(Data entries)
+++

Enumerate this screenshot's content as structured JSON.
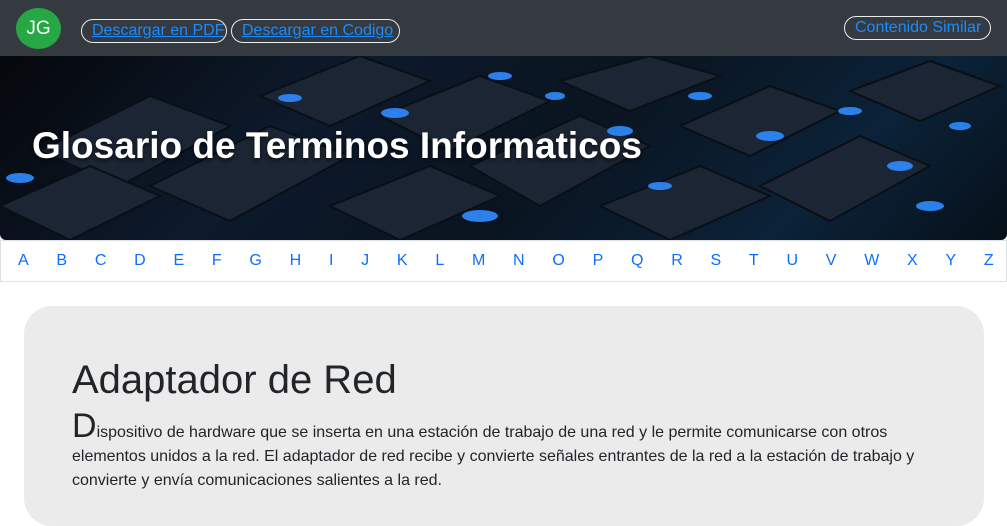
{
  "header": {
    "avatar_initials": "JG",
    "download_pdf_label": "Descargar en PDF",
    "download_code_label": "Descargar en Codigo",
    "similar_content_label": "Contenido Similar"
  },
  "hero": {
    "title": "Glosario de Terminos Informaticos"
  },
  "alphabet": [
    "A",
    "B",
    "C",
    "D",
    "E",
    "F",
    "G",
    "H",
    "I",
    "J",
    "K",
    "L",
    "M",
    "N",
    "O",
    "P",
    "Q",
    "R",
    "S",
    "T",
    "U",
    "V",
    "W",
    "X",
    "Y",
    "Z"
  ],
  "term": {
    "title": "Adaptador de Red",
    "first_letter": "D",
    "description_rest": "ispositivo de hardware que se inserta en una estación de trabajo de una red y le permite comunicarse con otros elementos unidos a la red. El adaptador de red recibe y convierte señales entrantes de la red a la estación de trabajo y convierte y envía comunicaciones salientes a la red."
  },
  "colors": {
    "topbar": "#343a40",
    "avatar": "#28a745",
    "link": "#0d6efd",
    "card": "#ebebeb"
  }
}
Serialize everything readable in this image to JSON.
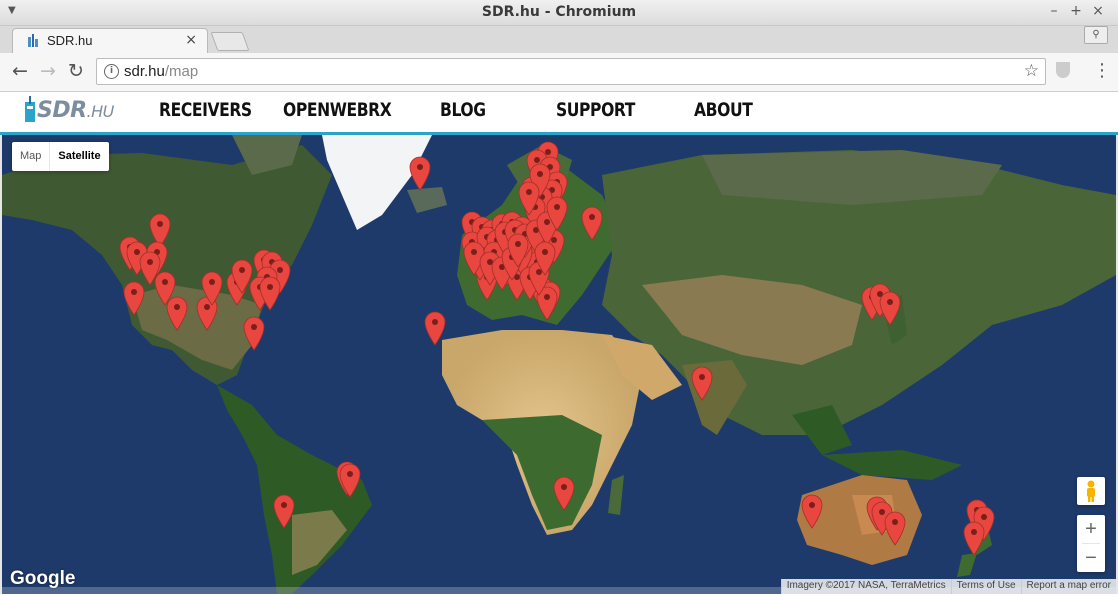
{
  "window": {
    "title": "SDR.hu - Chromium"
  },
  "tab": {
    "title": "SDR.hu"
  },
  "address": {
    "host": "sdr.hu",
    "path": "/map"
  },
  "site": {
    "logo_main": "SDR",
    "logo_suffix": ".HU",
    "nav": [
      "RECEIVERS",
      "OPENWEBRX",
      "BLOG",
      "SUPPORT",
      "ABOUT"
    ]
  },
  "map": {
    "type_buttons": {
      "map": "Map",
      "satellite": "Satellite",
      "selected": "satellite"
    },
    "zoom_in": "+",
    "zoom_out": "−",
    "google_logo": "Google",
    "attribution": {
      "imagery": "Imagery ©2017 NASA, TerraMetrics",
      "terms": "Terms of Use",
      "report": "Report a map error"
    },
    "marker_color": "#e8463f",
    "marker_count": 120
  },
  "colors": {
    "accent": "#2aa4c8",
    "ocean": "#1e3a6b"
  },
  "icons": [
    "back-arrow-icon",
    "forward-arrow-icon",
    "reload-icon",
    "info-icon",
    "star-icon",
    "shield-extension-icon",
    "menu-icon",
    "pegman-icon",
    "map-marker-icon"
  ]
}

+++

Beginning with the line that contains "Serialize everything readable" in the data above, please copy each line exactly until the last line, both ends included, skipping any pictures.

▶ [Problem solution]
Serialize everything readable in this image to JSON.
{
  "window": {
    "title": "SDR.hu - Chromium"
  },
  "tab": {
    "title": "SDR.hu"
  },
  "address": {
    "host": "sdr.hu",
    "path": "/map"
  },
  "site": {
    "logo_main": "SDR",
    "logo_suffix": ".HU",
    "nav": [
      "RECEIVERS",
      "OPENWEBRX",
      "BLOG",
      "SUPPORT",
      "ABOUT"
    ]
  },
  "map": {
    "type_buttons": {
      "map": "Map",
      "satellite": "Satellite",
      "selected": "satellite"
    },
    "zoom_in": "+",
    "zoom_out": "−",
    "google_logo": "Google",
    "attribution": {
      "imagery": "Imagery ©2017 NASA, TerraMetrics",
      "terms": "Terms of Use",
      "report": "Report a map error"
    },
    "marker_color": "#e8463f",
    "marker_count": 120
  },
  "colors": {
    "accent": "#2aa4c8",
    "ocean": "#1e3a6b"
  },
  "icons": [
    "back-arrow-icon",
    "forward-arrow-icon",
    "reload-icon",
    "info-icon",
    "star-icon",
    "shield-extension-icon",
    "menu-icon",
    "pegman-icon",
    "map-marker-icon"
  ]
}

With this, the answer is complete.